(Data excerpts)
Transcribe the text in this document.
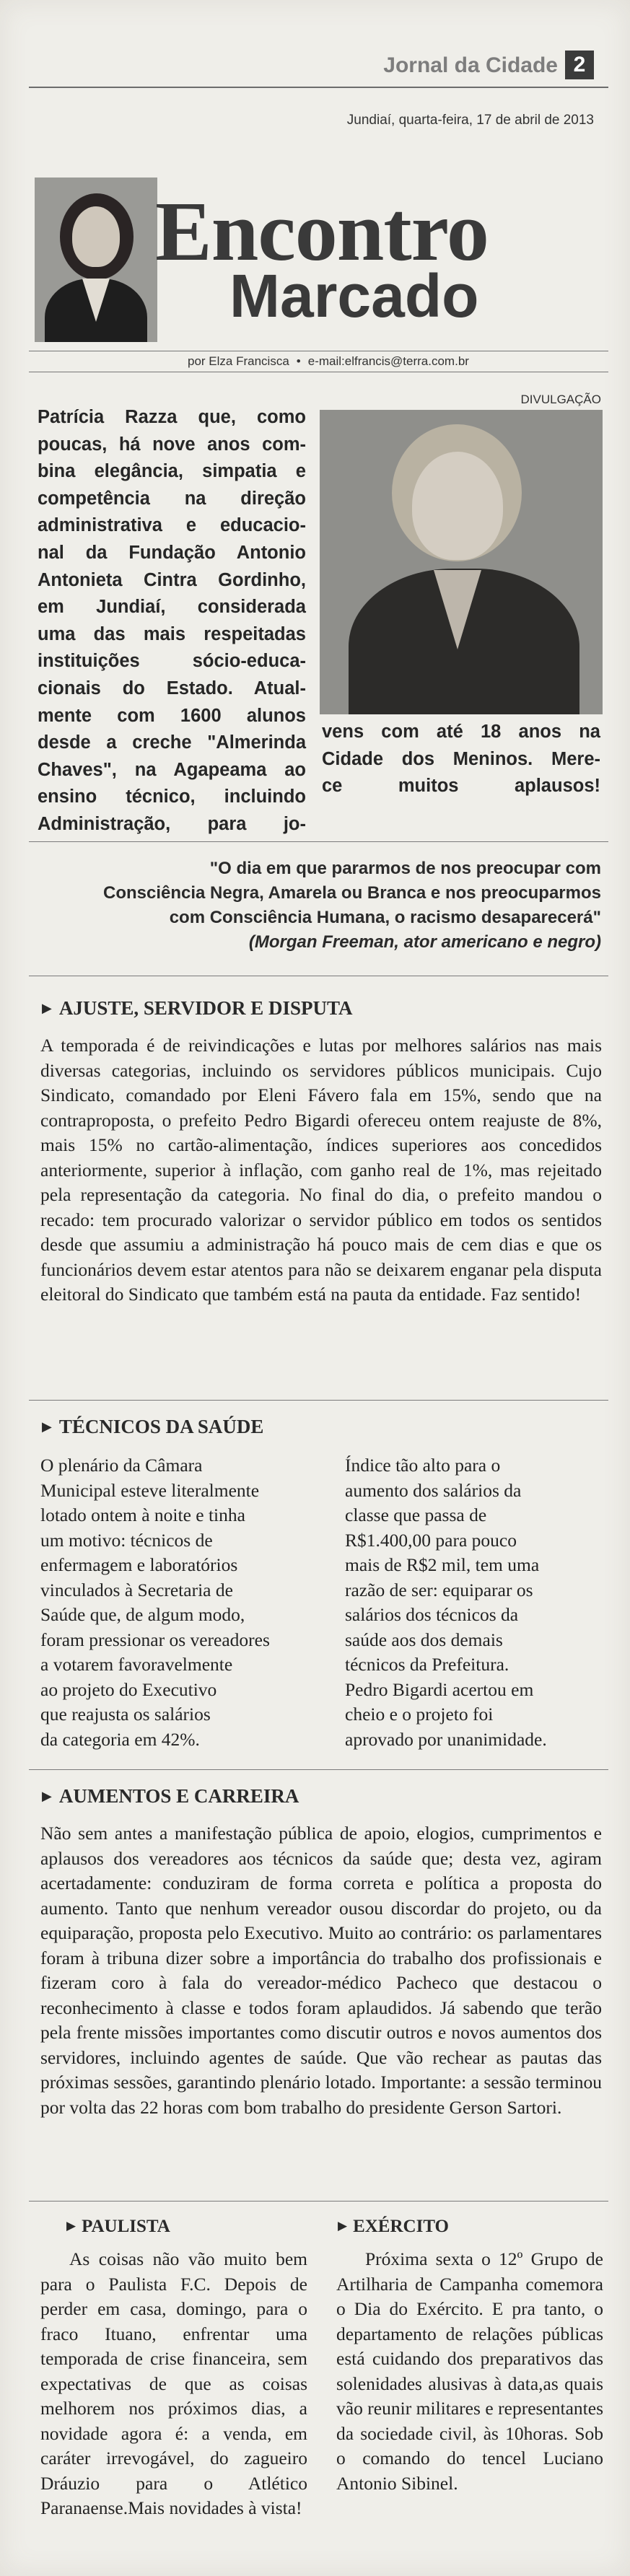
Jornal da Cidade 2
Jundiaí, quarta-feira, 17 de abril de 2013
Encontro
Marcado
por Elza Francisca • e-mail:elfrancis@terra.com.br
DIVULGAÇÃO
Patrícia Razza que, como
poucas, há nove anos com-
bina elegância, simpatia e
competência na direção
administrativa e educacio-
nal da Fundação Antonio
Antonieta Cintra Gordinho,
em Jundiaí, considerada
uma das mais respeitadas
instituições sócio-educa-
cionais do Estado. Atual-
mente com 1600 alunos
desde a creche "Almerinda
Chaves", na Agapeama ao
ensino técnico, incluindo
Administração, para jo-
vens com até 18 anos na
Cidade dos Meninos. Mere-
ce muitos aplausos!
"O dia em que pararmos de nos preocupar com
Consciência Negra, Amarela ou Branca e nos preocuparmos
com Consciência Humana, o racismo desaparecerá"
(Morgan Freeman, ator americano e negro)
▶ AJUSTE, SERVIDOR E DISPUTA
A temporada é de reivindicações e lutas por melhores salários nas mais diversas categorias, incluindo os servidores públicos municipais. Cujo Sindicato, comandado por Eleni Fávero fala em 15%, sendo que na contraproposta, o prefeito Pedro Bigardi ofereceu ontem reajuste de 8%, mais 15% no cartão-alimentação, índices superiores aos concedidos anteriormente, superior à inflação, com ganho real de 1%, mas rejeitado pela representação da categoria. No final do dia, o prefeito mandou o recado: tem procurado valorizar o servidor público em todos os sentidos desde que assumiu a administração há pouco mais de cem dias e que os funcionários devem estar atentos para não se deixarem enganar pela disputa eleitoral do Sindicato que também está na pauta da entidade. Faz sentido!
▶ TÉCNICOS DA SAÚDE
O plenário da Câmara
Municipal esteve literalmente
lotado ontem à noite e tinha
um motivo: técnicos de
enfermagem e laboratórios
vinculados à Secretaria de
Saúde que, de algum modo,
foram pressionar os vereadores
a votarem favoravelmente
ao projeto do Executivo
que reajusta os salários
da categoria em 42%.
Índice tão alto para o
aumento dos salários da
classe que passa de
R$1.400,00 para pouco
mais de R$2 mil, tem uma
razão de ser: equiparar os
salários dos técnicos da
saúde aos dos demais
técnicos da Prefeitura.
Pedro Bigardi acertou em
cheio e o projeto foi
aprovado por unanimidade.
▶ AUMENTOS E CARREIRA
Não sem antes a manifestação pública de apoio, elogios, cumprimentos e aplausos dos vereadores aos técnicos da saúde que; desta vez, agiram acertadamente: conduziram de forma correta e política a proposta do aumento. Tanto que nenhum vereador ousou discordar do projeto, ou da equiparação, proposta pelo Executivo. Muito ao contrário: os parlamentares foram à tribuna dizer sobre a importância do trabalho dos profissionais e fizeram coro à fala do vereador-médico Pacheco que destacou o reconhecimento à classe e todos foram aplaudidos. Já sabendo que terão pela frente missões importantes como discutir outros e novos aumentos dos servidores, incluindo agentes de saúde. Que vão rechear as pautas das próximas sessões, garantindo plenário lotado. Importante: a sessão terminou por volta das 22 horas com bom trabalho do presidente Gerson Sartori.
▶ PAULISTA
As coisas não vão muito bem para o Paulista F.C. Depois de perder em casa, domingo, para o fraco Ituano, enfrentar uma temporada de crise financeira, sem expectativas de que as coisas melhorem nos próximos dias, a novidade agora é: a venda, em caráter irrevogável, do zagueiro Dráuzio para o Atlético Paranaense.Mais novidades à vista!
▶ EXÉRCITO
Próxima sexta o 12º Grupo de Artilharia de Campanha comemora o Dia do Exército. E pra tanto, o departamento de relações públicas está cuidando dos preparativos das solenidades alusivas à data,as quais vão reunir militares e representantes da sociedade civil, às 10horas. Sob o comando do tencel Luciano Antonio Sibinel.
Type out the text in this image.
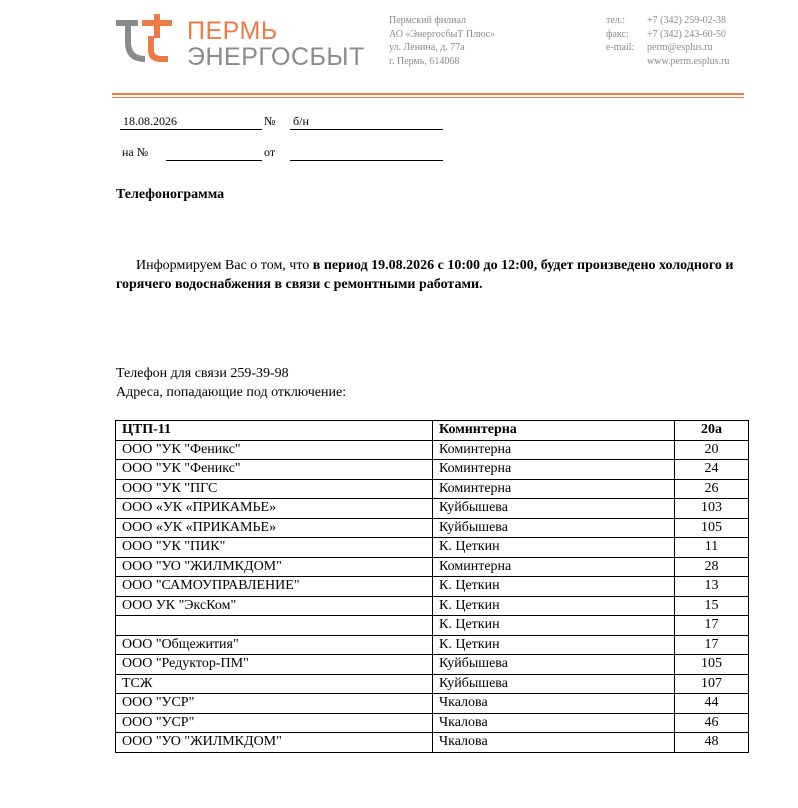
ПЕРМЬ
ЭНЕРГОСБЫТ
Пермский филиал
АО «ЭнергосбыТ Плюс»
ул. Ленина, д. 77а
г. Пермь, 614068
тел.:	+7 (342) 259-02-38
факс:	+7 (342) 243-60-50
e-mail:	perm@esplus.ru
www.perm.esplus.ru
18.08.2026	№ б/н
на №	от
Телефонограмма
Информируем Вас о том, что в период 19.08.2026 с 10:00 до 12:00, будет произведено холодного и горячего водоснабжения в связи с ремонтными работами.
Телефон для связи 259-39-98
Адреса, попадающие под отключение:
ЦТП-11	Коминтерна	20а
ООО "УК "Феникс"	Коминтерна	20
ООО "УК "Феникс"	Коминтерна	24
ООО "УК "ПГС	Коминтерна	26
ООО «УК «ПРИКАМЬЕ»	Куйбышева	103
ООО «УК «ПРИКАМЬЕ»	Куйбышева	105
ООО "УК "ПИК"	К. Цеткин	11
ООО "УО "ЖИЛМКДОМ"	Коминтерна	28
ООО "САМОУПРАВЛЕНИЕ"	К. Цеткин	13
ООО УК "ЭксКом"	К. Цеткин	15
	К. Цеткин	17
ООО "Общежития"	К. Цеткин	17
ООО "Редуктор-ПМ"	Куйбышева	105
ТСЖ	Куйбышева	107
ООО "УСР"	Чкалова	44
ООО "УСР"	Чкалова	46
ООО "УО "ЖИЛМКДОМ"	Чкалова	48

### Your objective:
Transcribe exactly the portion of the material above that runs from the line containing "Type out the text in this image." through its last line, omitting all pictures.

### Solution:
Type out the text in this image.
ПЕРМЬ
ЭНЕРГОСБЫТ
Пермский филиал
АО «ЭнергосбыТ Плюс»
ул. Ленина, д. 77а
г. Пермь, 614068
тел.:	+7 (342) 259-02-38
факс:	+7 (342) 243-60-50
e-mail:	perm@esplus.ru
www.perm.esplus.ru
18.08.2026	№ б/н
на №	от
Телефонограмма
Информируем Вас о том, что в период 19.08.2026 с 10:00 до 12:00, будет произведено холодного и горячего водоснабжения в связи с ремонтными работами.
Телефон для связи 259-39-98
Адреса, попадающие под отключение:
ЦТП-11	Коминтерна	20а
ООО "УК "Феникс"	Коминтерна	20
ООО "УК "Феникс"	Коминтерна	24
ООО "УК "ПГС	Коминтерна	26
ООО «УК «ПРИКАМЬЕ»	Куйбышева	103
ООО «УК «ПРИКАМЬЕ»	Куйбышева	105
ООО "УК "ПИК"	К. Цеткин	11
ООО "УО "ЖИЛМКДОМ"	Коминтерна	28
ООО "САМОУПРАВЛЕНИЕ"	К. Цеткин	13
ООО УК "ЭксКом"	К. Цеткин	15
	К. Цеткин	17
ООО "Общежития"	К. Цеткин	17
ООО "Редуктор-ПМ"	Куйбышева	105
ТСЖ	Куйбышева	107
ООО "УСР"	Чкалова	44
ООО "УСР"	Чкалова	46
ООО "УО "ЖИЛМКДОМ"	Чкалова	48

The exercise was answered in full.